[Stored records]
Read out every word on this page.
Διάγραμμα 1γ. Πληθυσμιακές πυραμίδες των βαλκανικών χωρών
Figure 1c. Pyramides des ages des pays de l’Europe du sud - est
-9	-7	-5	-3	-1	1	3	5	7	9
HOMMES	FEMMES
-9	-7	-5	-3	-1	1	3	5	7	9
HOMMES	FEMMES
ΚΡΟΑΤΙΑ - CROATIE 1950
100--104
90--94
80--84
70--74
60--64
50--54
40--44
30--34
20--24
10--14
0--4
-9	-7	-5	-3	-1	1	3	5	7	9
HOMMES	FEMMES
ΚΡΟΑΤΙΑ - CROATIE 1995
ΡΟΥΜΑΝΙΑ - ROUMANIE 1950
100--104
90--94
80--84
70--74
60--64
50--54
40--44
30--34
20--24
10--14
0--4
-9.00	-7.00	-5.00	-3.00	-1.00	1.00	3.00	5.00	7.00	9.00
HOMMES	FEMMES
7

**Directions**
Return every record above exactly as it appears.

**Response to this task**
Read out every word on this page.
Διάγραμμα 1γ. Πληθυσμιακές πυραμίδες των βαλκανικών χωρών
Figure 1c. Pyramides des ages des pays de l’Europe du sud - est
-9	-7	-5	-3	-1	1	3	5	7	9
HOMMES	FEMMES
-9	-7	-5	-3	-1	1	3	5	7	9
HOMMES	FEMMES
ΚΡΟΑΤΙΑ - CROATIE 1950
100--104
90--94
80--84
70--74
60--64
50--54
40--44
30--34
20--24
10--14
0--4
-9	-7	-5	-3	-1	1	3	5	7	9
HOMMES	FEMMES
ΚΡΟΑΤΙΑ - CROATIE 1995
ΡΟΥΜΑΝΙΑ - ROUMANIE 1950
100--104
90--94
80--84
70--74
60--64
50--54
40--44
30--34
20--24
10--14
0--4
-9.00	-7.00	-5.00	-3.00	-1.00	1.00	3.00	5.00	7.00	9.00
HOMMES	FEMMES
7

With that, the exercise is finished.